• Given data
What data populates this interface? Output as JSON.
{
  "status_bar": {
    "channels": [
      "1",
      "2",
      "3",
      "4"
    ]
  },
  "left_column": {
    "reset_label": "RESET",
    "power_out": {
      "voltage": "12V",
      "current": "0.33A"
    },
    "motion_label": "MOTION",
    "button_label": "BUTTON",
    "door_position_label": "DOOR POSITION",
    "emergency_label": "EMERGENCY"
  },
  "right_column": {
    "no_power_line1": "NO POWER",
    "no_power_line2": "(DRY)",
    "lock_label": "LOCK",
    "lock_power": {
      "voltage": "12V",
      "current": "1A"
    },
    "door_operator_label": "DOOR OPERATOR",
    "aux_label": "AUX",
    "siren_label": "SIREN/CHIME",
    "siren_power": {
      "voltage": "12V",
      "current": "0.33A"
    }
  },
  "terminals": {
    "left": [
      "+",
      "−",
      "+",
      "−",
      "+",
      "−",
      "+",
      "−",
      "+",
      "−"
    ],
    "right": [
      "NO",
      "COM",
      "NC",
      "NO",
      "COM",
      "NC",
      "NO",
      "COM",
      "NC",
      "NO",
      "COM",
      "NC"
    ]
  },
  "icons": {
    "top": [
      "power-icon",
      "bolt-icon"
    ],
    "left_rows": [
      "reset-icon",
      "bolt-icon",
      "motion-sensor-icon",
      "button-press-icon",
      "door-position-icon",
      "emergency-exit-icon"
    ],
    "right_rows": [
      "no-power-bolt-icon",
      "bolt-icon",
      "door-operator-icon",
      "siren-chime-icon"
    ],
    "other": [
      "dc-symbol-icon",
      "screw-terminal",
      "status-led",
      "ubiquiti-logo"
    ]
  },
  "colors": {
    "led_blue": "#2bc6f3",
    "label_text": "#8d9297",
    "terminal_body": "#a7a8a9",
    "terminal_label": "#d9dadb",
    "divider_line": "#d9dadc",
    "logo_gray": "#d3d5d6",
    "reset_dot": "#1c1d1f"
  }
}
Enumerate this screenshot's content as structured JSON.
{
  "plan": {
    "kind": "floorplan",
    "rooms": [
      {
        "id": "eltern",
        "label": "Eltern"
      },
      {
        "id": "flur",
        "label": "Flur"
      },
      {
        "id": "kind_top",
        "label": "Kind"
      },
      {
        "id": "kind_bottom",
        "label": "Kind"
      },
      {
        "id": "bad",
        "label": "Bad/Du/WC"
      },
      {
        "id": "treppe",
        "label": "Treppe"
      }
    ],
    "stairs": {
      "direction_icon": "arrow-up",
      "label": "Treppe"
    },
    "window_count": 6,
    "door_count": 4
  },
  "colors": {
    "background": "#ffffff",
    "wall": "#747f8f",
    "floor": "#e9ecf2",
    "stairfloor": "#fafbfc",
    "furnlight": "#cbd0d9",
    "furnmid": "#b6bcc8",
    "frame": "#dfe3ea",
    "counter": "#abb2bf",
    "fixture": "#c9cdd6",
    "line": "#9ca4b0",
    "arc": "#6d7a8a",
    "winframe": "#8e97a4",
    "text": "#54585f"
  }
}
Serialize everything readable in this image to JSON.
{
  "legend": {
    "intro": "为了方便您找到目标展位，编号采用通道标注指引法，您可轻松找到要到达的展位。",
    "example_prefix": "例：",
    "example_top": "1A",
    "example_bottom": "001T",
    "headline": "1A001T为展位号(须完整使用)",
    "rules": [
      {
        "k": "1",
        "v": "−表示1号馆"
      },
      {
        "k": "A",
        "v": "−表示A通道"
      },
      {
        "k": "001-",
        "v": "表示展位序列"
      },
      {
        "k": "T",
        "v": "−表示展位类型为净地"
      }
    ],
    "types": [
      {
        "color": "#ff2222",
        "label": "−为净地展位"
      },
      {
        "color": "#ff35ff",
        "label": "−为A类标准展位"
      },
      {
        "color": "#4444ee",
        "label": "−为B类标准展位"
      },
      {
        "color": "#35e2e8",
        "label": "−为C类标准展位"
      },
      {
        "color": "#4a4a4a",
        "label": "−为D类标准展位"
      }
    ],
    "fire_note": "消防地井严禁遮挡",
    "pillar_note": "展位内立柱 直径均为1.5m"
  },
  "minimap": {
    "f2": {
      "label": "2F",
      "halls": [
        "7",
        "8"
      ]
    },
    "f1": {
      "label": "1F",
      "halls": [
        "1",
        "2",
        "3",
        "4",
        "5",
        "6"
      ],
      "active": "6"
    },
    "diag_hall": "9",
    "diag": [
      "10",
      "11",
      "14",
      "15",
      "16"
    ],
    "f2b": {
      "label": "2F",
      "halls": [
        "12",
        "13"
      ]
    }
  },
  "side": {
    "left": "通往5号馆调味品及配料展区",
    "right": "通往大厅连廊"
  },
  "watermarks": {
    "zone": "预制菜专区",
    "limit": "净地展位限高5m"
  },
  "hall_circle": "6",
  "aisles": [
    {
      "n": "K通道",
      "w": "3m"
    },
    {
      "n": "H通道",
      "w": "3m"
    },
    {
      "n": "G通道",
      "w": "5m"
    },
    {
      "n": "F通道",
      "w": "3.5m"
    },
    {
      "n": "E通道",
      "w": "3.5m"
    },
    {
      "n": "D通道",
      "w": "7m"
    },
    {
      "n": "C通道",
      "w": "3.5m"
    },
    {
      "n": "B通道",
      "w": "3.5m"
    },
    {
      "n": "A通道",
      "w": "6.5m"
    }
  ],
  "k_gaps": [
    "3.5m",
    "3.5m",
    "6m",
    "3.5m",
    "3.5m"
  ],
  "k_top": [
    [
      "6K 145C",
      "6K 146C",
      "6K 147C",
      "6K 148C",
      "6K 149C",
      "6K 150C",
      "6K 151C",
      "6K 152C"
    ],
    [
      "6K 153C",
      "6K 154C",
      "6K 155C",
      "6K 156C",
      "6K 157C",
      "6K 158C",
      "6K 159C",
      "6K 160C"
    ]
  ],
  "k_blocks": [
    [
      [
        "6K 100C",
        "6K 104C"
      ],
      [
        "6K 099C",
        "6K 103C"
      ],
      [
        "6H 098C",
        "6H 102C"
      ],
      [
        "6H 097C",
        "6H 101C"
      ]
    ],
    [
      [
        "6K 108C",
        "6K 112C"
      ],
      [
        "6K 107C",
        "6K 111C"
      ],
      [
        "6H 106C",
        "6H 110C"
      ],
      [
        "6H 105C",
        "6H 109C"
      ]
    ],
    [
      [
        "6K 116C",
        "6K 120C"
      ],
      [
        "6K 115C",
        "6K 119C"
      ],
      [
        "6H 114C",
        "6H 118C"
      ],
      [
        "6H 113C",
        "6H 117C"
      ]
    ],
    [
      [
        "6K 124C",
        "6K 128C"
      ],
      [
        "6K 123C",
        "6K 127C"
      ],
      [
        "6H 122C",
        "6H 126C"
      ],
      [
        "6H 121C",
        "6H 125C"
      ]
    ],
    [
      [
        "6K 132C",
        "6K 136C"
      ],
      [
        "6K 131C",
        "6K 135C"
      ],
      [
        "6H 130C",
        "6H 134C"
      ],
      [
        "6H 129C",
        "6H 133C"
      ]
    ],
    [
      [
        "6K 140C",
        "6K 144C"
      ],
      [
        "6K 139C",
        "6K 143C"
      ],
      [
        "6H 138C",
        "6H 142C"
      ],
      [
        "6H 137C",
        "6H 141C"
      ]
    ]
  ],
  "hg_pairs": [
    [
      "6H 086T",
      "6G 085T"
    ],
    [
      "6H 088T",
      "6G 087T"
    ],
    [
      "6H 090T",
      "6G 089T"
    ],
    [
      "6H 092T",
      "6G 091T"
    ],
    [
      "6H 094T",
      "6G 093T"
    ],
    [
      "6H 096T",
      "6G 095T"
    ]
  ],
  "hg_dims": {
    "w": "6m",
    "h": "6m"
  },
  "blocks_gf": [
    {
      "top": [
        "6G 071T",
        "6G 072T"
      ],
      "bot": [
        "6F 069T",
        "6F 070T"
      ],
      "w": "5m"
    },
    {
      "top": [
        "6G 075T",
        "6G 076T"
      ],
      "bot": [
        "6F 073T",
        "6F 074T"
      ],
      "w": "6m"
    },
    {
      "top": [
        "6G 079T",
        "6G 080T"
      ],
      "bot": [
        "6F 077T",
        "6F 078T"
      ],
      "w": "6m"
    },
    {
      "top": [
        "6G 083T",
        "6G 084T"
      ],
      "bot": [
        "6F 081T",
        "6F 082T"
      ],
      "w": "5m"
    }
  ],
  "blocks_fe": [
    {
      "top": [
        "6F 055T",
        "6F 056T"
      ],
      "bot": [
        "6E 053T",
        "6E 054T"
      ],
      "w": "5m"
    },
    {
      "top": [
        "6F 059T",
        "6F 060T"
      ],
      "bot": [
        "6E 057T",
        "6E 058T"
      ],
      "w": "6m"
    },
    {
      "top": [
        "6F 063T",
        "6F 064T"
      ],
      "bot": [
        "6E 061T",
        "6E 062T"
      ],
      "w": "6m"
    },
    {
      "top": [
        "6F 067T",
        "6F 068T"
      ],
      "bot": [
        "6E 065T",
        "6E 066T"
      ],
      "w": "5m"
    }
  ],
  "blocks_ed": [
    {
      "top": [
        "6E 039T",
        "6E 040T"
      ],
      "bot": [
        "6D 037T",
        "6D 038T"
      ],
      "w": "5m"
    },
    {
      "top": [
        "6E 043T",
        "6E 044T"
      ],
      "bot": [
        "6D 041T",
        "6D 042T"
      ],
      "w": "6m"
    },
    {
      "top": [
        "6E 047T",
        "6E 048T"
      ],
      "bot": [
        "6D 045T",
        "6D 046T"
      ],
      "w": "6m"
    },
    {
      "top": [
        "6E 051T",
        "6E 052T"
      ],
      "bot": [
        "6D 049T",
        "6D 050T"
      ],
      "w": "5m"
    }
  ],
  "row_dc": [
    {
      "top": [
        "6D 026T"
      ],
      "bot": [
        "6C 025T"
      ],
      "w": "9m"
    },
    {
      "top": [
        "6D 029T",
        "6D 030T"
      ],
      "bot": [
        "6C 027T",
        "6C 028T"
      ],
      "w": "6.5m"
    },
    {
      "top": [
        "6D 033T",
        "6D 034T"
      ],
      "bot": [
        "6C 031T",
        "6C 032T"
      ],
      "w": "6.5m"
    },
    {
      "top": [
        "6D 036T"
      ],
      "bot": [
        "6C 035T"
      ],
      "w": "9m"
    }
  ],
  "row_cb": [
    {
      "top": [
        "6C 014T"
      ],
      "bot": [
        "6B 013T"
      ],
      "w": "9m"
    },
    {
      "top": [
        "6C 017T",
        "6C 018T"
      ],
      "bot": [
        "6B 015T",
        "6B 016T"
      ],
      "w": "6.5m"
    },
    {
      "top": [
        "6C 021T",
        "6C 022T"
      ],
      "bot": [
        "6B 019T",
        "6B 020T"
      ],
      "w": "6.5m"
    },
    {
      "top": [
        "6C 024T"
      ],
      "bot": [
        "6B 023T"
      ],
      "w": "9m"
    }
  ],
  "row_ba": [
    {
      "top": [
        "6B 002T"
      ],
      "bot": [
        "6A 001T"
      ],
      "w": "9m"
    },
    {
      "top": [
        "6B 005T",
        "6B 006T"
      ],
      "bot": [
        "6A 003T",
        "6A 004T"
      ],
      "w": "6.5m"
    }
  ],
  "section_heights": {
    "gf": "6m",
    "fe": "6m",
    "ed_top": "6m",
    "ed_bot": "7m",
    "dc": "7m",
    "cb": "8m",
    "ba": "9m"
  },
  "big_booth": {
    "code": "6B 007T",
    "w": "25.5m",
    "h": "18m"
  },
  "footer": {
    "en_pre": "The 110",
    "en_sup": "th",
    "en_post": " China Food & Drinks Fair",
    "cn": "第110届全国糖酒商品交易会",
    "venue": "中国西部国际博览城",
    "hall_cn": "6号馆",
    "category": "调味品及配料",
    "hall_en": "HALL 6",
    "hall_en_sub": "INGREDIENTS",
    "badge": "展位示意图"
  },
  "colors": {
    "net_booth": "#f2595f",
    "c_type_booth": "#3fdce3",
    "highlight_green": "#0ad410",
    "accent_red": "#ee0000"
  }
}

• Problem details
Of the lines above, how many include the word "bolt"? Reply with the number only.

• Response for this exercise
4